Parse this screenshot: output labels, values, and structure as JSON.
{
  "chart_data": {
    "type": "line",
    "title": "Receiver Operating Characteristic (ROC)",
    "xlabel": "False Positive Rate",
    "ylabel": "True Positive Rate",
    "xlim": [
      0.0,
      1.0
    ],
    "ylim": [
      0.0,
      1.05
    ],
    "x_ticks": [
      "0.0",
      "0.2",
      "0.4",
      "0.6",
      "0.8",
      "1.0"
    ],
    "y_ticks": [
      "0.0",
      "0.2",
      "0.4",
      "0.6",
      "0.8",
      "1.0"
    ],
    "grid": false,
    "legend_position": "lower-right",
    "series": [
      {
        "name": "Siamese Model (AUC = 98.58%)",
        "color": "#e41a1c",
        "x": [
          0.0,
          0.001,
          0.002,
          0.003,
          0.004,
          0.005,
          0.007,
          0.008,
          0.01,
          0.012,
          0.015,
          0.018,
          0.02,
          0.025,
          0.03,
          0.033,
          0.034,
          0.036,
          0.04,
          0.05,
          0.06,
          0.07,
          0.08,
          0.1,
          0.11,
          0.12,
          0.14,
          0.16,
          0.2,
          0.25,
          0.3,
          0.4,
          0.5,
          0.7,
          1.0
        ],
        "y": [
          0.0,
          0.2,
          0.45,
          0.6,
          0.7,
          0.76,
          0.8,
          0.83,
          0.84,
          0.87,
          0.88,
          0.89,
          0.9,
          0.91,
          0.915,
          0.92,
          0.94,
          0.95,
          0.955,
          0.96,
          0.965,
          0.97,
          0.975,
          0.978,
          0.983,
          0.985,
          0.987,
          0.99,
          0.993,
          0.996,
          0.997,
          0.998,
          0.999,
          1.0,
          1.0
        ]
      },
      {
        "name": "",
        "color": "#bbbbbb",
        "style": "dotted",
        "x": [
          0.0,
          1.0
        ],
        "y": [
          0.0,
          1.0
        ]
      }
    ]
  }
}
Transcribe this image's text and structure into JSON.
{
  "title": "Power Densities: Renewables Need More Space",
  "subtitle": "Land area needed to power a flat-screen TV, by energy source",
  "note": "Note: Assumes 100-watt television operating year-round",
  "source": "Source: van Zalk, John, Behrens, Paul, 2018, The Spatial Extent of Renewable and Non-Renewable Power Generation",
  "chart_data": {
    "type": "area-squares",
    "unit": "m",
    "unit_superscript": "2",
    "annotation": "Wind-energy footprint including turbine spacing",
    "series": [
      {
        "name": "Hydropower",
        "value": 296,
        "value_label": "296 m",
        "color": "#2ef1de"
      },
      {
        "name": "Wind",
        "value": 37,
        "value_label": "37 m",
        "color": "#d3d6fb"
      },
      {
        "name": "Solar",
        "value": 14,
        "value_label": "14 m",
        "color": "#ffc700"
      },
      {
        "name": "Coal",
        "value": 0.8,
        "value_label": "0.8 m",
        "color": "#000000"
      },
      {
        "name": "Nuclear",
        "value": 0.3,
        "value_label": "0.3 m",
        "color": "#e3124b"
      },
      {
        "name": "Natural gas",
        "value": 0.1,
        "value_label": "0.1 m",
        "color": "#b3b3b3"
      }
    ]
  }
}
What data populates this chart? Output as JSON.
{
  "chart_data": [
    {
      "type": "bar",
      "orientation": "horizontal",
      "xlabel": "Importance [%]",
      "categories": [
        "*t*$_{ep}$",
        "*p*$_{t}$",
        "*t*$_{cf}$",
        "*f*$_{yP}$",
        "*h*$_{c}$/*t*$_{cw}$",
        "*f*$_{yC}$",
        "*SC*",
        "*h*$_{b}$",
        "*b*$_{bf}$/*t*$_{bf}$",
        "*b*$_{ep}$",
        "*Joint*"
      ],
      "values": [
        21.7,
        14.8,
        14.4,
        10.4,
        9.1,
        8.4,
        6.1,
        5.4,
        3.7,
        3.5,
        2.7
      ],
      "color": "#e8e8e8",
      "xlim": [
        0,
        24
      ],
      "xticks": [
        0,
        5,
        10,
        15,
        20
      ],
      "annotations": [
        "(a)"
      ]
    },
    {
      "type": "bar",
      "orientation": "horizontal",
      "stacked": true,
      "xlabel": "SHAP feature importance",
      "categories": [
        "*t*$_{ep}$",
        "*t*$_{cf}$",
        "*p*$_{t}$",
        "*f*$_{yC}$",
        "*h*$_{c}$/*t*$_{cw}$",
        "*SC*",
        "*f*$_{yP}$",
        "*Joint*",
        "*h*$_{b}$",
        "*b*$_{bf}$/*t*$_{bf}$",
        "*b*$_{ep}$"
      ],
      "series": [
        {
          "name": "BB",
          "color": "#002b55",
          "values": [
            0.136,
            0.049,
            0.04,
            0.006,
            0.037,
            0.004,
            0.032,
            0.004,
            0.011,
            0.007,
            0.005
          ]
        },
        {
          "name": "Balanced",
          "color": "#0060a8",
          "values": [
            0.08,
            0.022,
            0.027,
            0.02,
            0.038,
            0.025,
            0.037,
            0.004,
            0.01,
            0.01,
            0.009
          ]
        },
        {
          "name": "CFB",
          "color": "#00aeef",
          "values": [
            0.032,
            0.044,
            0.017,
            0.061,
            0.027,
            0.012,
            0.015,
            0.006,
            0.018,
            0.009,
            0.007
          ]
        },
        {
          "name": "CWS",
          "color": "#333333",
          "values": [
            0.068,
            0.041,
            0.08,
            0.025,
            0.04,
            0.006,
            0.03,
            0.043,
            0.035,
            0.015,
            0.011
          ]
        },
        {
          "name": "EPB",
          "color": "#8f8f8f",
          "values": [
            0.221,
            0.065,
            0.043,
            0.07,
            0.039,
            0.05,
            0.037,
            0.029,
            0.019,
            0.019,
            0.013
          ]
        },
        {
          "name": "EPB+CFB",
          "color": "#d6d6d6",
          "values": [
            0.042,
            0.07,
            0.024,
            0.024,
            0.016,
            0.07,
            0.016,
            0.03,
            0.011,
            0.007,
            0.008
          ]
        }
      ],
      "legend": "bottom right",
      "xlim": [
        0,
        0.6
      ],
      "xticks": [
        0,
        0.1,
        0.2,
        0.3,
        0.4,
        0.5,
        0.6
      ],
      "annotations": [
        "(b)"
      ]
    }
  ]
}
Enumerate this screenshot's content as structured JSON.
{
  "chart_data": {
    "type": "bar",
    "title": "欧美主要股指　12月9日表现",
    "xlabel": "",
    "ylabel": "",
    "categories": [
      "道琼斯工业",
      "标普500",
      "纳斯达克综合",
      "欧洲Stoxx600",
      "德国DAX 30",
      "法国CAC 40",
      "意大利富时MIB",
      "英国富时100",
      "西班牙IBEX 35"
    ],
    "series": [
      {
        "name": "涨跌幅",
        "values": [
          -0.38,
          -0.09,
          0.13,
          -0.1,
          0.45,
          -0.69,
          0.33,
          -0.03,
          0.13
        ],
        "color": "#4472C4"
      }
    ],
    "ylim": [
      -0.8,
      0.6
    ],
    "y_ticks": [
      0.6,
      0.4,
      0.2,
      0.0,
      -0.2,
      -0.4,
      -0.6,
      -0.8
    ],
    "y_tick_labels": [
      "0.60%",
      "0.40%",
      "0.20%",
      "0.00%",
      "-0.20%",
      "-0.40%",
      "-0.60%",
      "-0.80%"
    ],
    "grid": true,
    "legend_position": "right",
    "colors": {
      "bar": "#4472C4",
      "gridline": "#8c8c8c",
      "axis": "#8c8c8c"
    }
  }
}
■ ■ ■ ■ ■ ■ ■
• **Task details**: Your task is to reproduce the whole listing exactly.

• **Response to this task**:
Parse this screenshot: output labels, values, and structure as JSON.
{
  "chart_data": {
    "type": "line",
    "title": "Receiver Operating Characteristic (ROC)",
    "xlabel": "False Positive Rate",
    "ylabel": "True Positive Rate",
    "xlim": [
      0.0,
      1.0
    ],
    "ylim": [
      0.0,
      1.05
    ],
    "x_ticks": [
      "0.0",
      "0.2",
      "0.4",
      "0.6",
      "0.8",
      "1.0"
    ],
    "y_ticks": [
      "0.0",
      "0.2",
      "0.4",
      "0.6",
      "0.8",
      "1.0"
    ],
    "grid": false,
    "legend_position": "lower-right",
    "series": [
      {
        "name": "Siamese Model (AUC = 98.58%)",
        "color": "#e41a1c",
        "x": [
          0.0,
          0.001,
          0.002,
          0.003,
          0.004,
          0.005,
          0.007,
          0.008,
          0.01,
          0.012,
          0.015,
          0.018,
          0.02,
          0.025,
          0.03,
          0.033,
          0.034,
          0.036,
          0.04,
          0.05,
          0.06,
          0.07,
          0.08,
          0.1,
          0.11,
          0.12,
          0.14,
          0.16,
          0.2,
          0.25,
          0.3,
          0.4,
          0.5,
          0.7,
          1.0
        ],
        "y": [
          0.0,
          0.2,
          0.45,
          0.6,
          0.7,
          0.76,
          0.8,
          0.83,
          0.84,
          0.87,
          0.88,
          0.89,
          0.9,
          0.91,
          0.915,
          0.92,
          0.94,
          0.95,
          0.955,
          0.96,
          0.965,
          0.97,
          0.975,
          0.978,
          0.983,
          0.985,
          0.987,
          0.99,
          0.993,
          0.996,
          0.997,
          0.998,
          0.999,
          1.0,
          1.0
        ]
      },
      {
        "name": "",
        "color": "#bbbbbb",
        "style": "dotted",
        "x": [
          0.0,
          1.0
        ],
        "y": [
          0.0,
          1.0
        ]
      }
    ]
  }
}
Transcribe this image's text and structure into JSON.
{
  "title": "Power Densities: Renewables Need More Space",
  "subtitle": "Land area needed to power a flat-screen TV, by energy source",
  "note": "Note: Assumes 100-watt television operating year-round",
  "source": "Source: van Zalk, John, Behrens, Paul, 2018, The Spatial Extent of Renewable and Non-Renewable Power Generation",
  "chart_data": {
    "type": "area-squares",
    "unit": "m",
    "unit_superscript": "2",
    "annotation": "Wind-energy footprint including turbine spacing",
    "series": [
      {
        "name": "Hydropower",
        "value": 296,
        "value_label": "296 m",
        "color": "#2ef1de"
      },
      {
        "name": "Wind",
        "value": 37,
        "value_label": "37 m",
        "color": "#d3d6fb"
      },
      {
        "name": "Solar",
        "value": 14,
        "value_label": "14 m",
        "color": "#ffc700"
      },
      {
        "name": "Coal",
        "value": 0.8,
        "value_label": "0.8 m",
        "color": "#000000"
      },
      {
        "name": "Nuclear",
        "value": 0.3,
        "value_label": "0.3 m",
        "color": "#e3124b"
      },
      {
        "name": "Natural gas",
        "value": 0.1,
        "value_label": "0.1 m",
        "color": "#b3b3b3"
      }
    ]
  }
}
What data populates this chart? Output as JSON.
{
  "chart_data": [
    {
      "type": "bar",
      "orientation": "horizontal",
      "xlabel": "Importance [%]",
      "categories": [
        "*t*$_{ep}$",
        "*p*$_{t}$",
        "*t*$_{cf}$",
        "*f*$_{yP}$",
        "*h*$_{c}$/*t*$_{cw}$",
        "*f*$_{yC}$",
        "*SC*",
        "*h*$_{b}$",
        "*b*$_{bf}$/*t*$_{bf}$",
        "*b*$_{ep}$",
        "*Joint*"
      ],
      "values": [
        21.7,
        14.8,
        14.4,
        10.4,
        9.1,
        8.4,
        6.1,
        5.4,
        3.7,
        3.5,
        2.7
      ],
      "color": "#e8e8e8",
      "xlim": [
        0,
        24
      ],
      "xticks": [
        0,
        5,
        10,
        15,
        20
      ],
      "annotations": [
        "(a)"
      ]
    },
    {
      "type": "bar",
      "orientation": "horizontal",
      "stacked": true,
      "xlabel": "SHAP feature importance",
      "categories": [
        "*t*$_{ep}$",
        "*t*$_{cf}$",
        "*p*$_{t}$",
        "*f*$_{yC}$",
        "*h*$_{c}$/*t*$_{cw}$",
        "*SC*",
        "*f*$_{yP}$",
        "*Joint*",
        "*h*$_{b}$",
        "*b*$_{bf}$/*t*$_{bf}$",
        "*b*$_{ep}$"
      ],
      "series": [
        {
          "name": "BB",
          "color": "#002b55",
          "values": [
            0.136,
            0.049,
            0.04,
            0.006,
            0.037,
            0.004,
            0.032,
            0.004,
            0.011,
            0.007,
            0.005
          ]
        },
        {
          "name": "Balanced",
          "color": "#0060a8",
          "values": [
            0.08,
            0.022,
            0.027,
            0.02,
            0.038,
            0.025,
            0.037,
            0.004,
            0.01,
            0.01,
            0.009
          ]
        },
        {
          "name": "CFB",
          "color": "#00aeef",
          "values": [
            0.032,
            0.044,
            0.017,
            0.061,
            0.027,
            0.012,
            0.015,
            0.006,
            0.018,
            0.009,
            0.007
          ]
        },
        {
          "name": "CWS",
          "color": "#333333",
          "values": [
            0.068,
            0.041,
            0.08,
            0.025,
            0.04,
            0.006,
            0.03,
            0.043,
            0.035,
            0.015,
            0.011
          ]
        },
        {
          "name": "EPB",
          "color": "#8f8f8f",
          "values": [
            0.221,
            0.065,
            0.043,
            0.07,
            0.039,
            0.05,
            0.037,
            0.029,
            0.019,
            0.019,
            0.013
          ]
        },
        {
          "name": "EPB+CFB",
          "color": "#d6d6d6",
          "values": [
            0.042,
            0.07,
            0.024,
            0.024,
            0.016,
            0.07,
            0.016,
            0.03,
            0.011,
            0.007,
            0.008
          ]
        }
      ],
      "legend": "bottom right",
      "xlim": [
        0,
        0.6
      ],
      "xticks": [
        0,
        0.1,
        0.2,
        0.3,
        0.4,
        0.5,
        0.6
      ],
      "annotations": [
        "(b)"
      ]
    }
  ]
}
Enumerate this screenshot's content as structured JSON.
{
  "chart_data": {
    "type": "bar",
    "title": "欧美主要股指　12月9日表现",
    "xlabel": "",
    "ylabel": "",
    "categories": [
      "道琼斯工业",
      "标普500",
      "纳斯达克综合",
      "欧洲Stoxx600",
      "德国DAX 30",
      "法国CAC 40",
      "意大利富时MIB",
      "英国富时100",
      "西班牙IBEX 35"
    ],
    "series": [
      {
        "name": "涨跌幅",
        "values": [
          -0.38,
          -0.09,
          0.13,
          -0.1,
          0.45,
          -0.69,
          0.33,
          -0.03,
          0.13
        ],
        "color": "#4472C4"
      }
    ],
    "ylim": [
      -0.8,
      0.6
    ],
    "y_ticks": [
      0.6,
      0.4,
      0.2,
      0.0,
      -0.2,
      -0.4,
      -0.6,
      -0.8
    ],
    "y_tick_labels": [
      "0.60%",
      "0.40%",
      "0.20%",
      "0.00%",
      "-0.20%",
      "-0.40%",
      "-0.60%",
      "-0.80%"
    ],
    "grid": true,
    "legend_position": "right",
    "colors": {
      "bar": "#4472C4",
      "gridline": "#8c8c8c",
      "axis": "#8c8c8c"
    }
  }
}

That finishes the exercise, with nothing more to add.